TASK PROMPT >>
Without the pictures, can you quote each line below exactly?

* BEGIN INFORMATION SHOWN *

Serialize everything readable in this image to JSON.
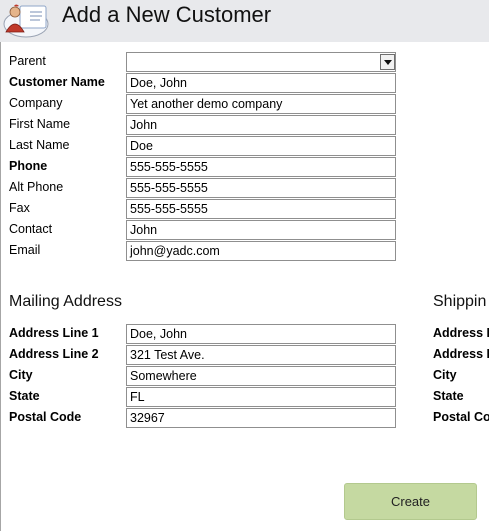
{
  "header": {
    "title": "Add a New Customer",
    "icon": "customer-card-icon"
  },
  "customer": {
    "parent_label": "Parent",
    "parent_value": "",
    "customer_name_label": "Customer Name",
    "customer_name_value": "Doe, John",
    "company_label": "Company",
    "company_value": "Yet another demo company",
    "first_name_label": "First Name",
    "first_name_value": "John",
    "last_name_label": "Last Name",
    "last_name_value": "Doe",
    "phone_label": "Phone",
    "phone_value": "555-555-5555",
    "alt_phone_label": "Alt Phone",
    "alt_phone_value": "555-555-5555",
    "fax_label": "Fax",
    "fax_value": "555-555-5555",
    "contact_label": "Contact",
    "contact_value": "John",
    "email_label": "Email",
    "email_value": "john@yadc.com"
  },
  "mailing": {
    "title": "Mailing Address",
    "address1_label": "Address Line 1",
    "address1_value": "Doe, John",
    "address2_label": "Address Line 2",
    "address2_value": "321 Test Ave.",
    "city_label": "City",
    "city_value": "Somewhere",
    "state_label": "State",
    "state_value": "FL",
    "postal_label": "Postal Code",
    "postal_value": "32967"
  },
  "shipping": {
    "title": "Shippin",
    "address1_label": "Address L",
    "address2_label": "Address L",
    "city_label": "City",
    "state_label": "State",
    "postal_label": "Postal Co"
  },
  "actions": {
    "create_label": "Create"
  },
  "colors": {
    "header_bg": "#e8e9ec",
    "create_bg": "#c5d9a1"
  }
}
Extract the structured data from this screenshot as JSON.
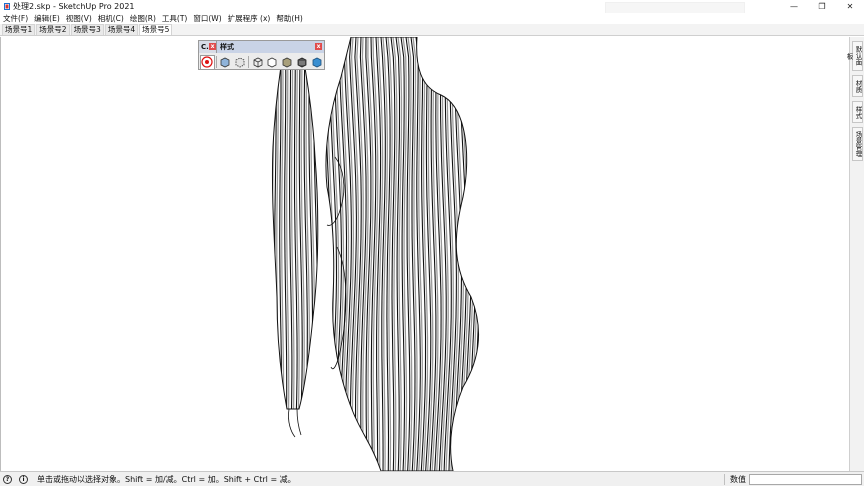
{
  "window": {
    "title": "处理2.skp - SketchUp Pro 2021",
    "minimize_glyph": "—",
    "maximize_glyph": "❐",
    "close_glyph": "✕"
  },
  "menu": [
    {
      "label": "文件(F)"
    },
    {
      "label": "编辑(E)"
    },
    {
      "label": "视图(V)"
    },
    {
      "label": "相机(C)"
    },
    {
      "label": "绘图(R)"
    },
    {
      "label": "工具(T)"
    },
    {
      "label": "窗口(W)"
    },
    {
      "label": "扩展程序 (x)"
    },
    {
      "label": "帮助(H)"
    }
  ],
  "scene_tabs": [
    {
      "label": "场景号1"
    },
    {
      "label": "场景号2"
    },
    {
      "label": "场景号3"
    },
    {
      "label": "场景号4"
    },
    {
      "label": "场景号5"
    }
  ],
  "active_scene_index": 4,
  "styles_toolbar": {
    "collapsed_title": "C.",
    "title": "样式",
    "close_glyph": "x",
    "tools": [
      {
        "icon": "xray-icon"
      },
      {
        "icon": "back-edges-icon"
      },
      {
        "icon": "wireframe-icon"
      },
      {
        "icon": "hidden-line-icon"
      },
      {
        "icon": "shaded-icon"
      },
      {
        "icon": "shaded-with-textures-icon"
      },
      {
        "icon": "monochrome-icon"
      }
    ]
  },
  "right_tray": [
    {
      "label": "默认面板"
    },
    {
      "label": "材质"
    },
    {
      "label": "样式"
    },
    {
      "label": "场景管理"
    }
  ],
  "status": {
    "hint": "单击或拖动以选择对象。Shift = 加/减。Ctrl = 加。Shift + Ctrl = 减。",
    "measure_label": "数值",
    "measure_value": "",
    "info_glyph": "?",
    "credits_glyph": "i"
  },
  "colors": {
    "accent": "#1a73e8",
    "close_red": "#e04b4b",
    "model_line": "#111111"
  }
}
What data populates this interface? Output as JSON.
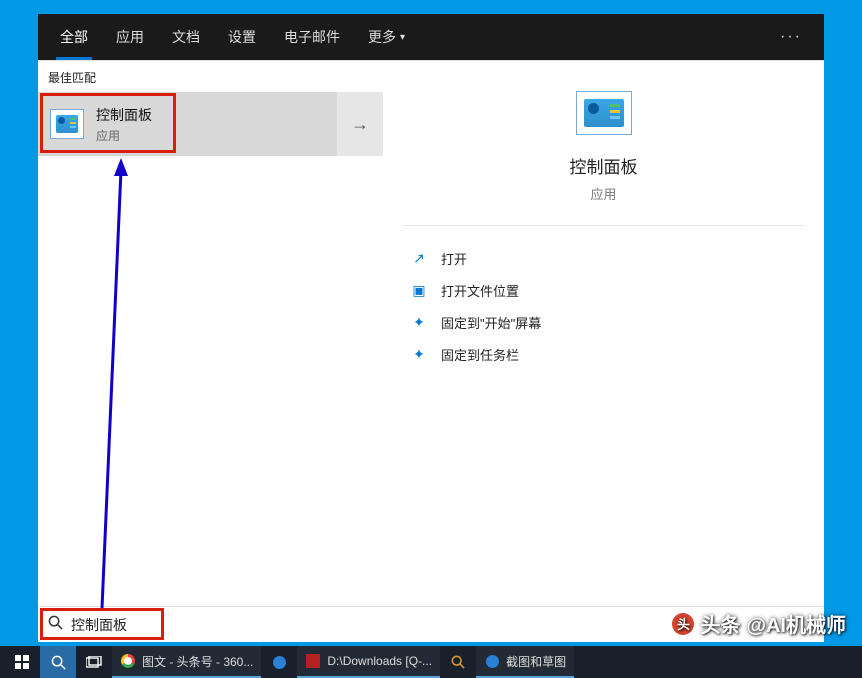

* END INFORMATION SHOWN *

COMPLETE ANSWER >>
Serialize everything readable in this image to JSON.
{
  "header": {
    "title": "Add a New Customer",
    "icon": "customer-card-icon"
  },
  "customer": {
    "parent_label": "Parent",
    "parent_value": "",
    "customer_name_label": "Customer Name",
    "customer_name_value": "Doe, John",
    "company_label": "Company",
    "company_value": "Yet another demo company",
    "first_name_label": "First Name",
    "first_name_value": "John",
    "last_name_label": "Last Name",
    "last_name_value": "Doe",
    "phone_label": "Phone",
    "phone_value": "555-555-5555",
    "alt_phone_label": "Alt Phone",
    "alt_phone_value": "555-555-5555",
    "fax_label": "Fax",
    "fax_value": "555-555-5555",
    "contact_label": "Contact",
    "contact_value": "John",
    "email_label": "Email",
    "email_value": "john@yadc.com"
  },
  "mailing": {
    "title": "Mailing Address",
    "address1_label": "Address Line 1",
    "address1_value": "Doe, John",
    "address2_label": "Address Line 2",
    "address2_value": "321 Test Ave.",
    "city_label": "City",
    "city_value": "Somewhere",
    "state_label": "State",
    "state_value": "FL",
    "postal_label": "Postal Code",
    "postal_value": "32967"
  },
  "shipping": {
    "title": "Shippin",
    "address1_label": "Address L",
    "address2_label": "Address L",
    "city_label": "City",
    "state_label": "State",
    "postal_label": "Postal Co"
  },
  "actions": {
    "create_label": "Create"
  },
  "colors": {
    "header_bg": "#e8e9ec",
    "create_bg": "#c5d9a1"
  }
}
Extract the structured data from this screenshot as JSON.
{
  "window": {
    "title": "处理2.skp - SketchUp Pro 2021",
    "minimize_glyph": "—",
    "maximize_glyph": "❐",
    "close_glyph": "✕"
  },
  "menu": [
    {
      "label": "文件(F)"
    },
    {
      "label": "编辑(E)"
    },
    {
      "label": "视图(V)"
    },
    {
      "label": "相机(C)"
    },
    {
      "label": "绘图(R)"
    },
    {
      "label": "工具(T)"
    },
    {
      "label": "窗口(W)"
    },
    {
      "label": "扩展程序 (x)"
    },
    {
      "label": "帮助(H)"
    }
  ],
  "scene_tabs": [
    {
      "label": "场景号1"
    },
    {
      "label": "场景号2"
    },
    {
      "label": "场景号3"
    },
    {
      "label": "场景号4"
    },
    {
      "label": "场景号5"
    }
  ],
  "active_scene_index": 4,
  "styles_toolbar": {
    "collapsed_title": "C.",
    "title": "样式",
    "close_glyph": "x",
    "tools": [
      {
        "icon": "xray-icon"
      },
      {
        "icon": "back-edges-icon"
      },
      {
        "icon": "wireframe-icon"
      },
      {
        "icon": "hidden-line-icon"
      },
      {
        "icon": "shaded-icon"
      },
      {
        "icon": "shaded-with-textures-icon"
      },
      {
        "icon": "monochrome-icon"
      }
    ]
  },
  "right_tray": [
    {
      "label": "默认面板"
    },
    {
      "label": "材质"
    },
    {
      "label": "样式"
    },
    {
      "label": "场景管理"
    }
  ],
  "status": {
    "hint": "单击或拖动以选择对象。Shift = 加/减。Ctrl = 加。Shift + Ctrl = 减。",
    "measure_label": "数值",
    "measure_value": "",
    "info_glyph": "?",
    "credits_glyph": "i"
  },
  "colors": {
    "accent": "#1a73e8",
    "close_red": "#e04b4b",
    "model_line": "#111111"
  }
}
What data populates this interface? Output as JSON.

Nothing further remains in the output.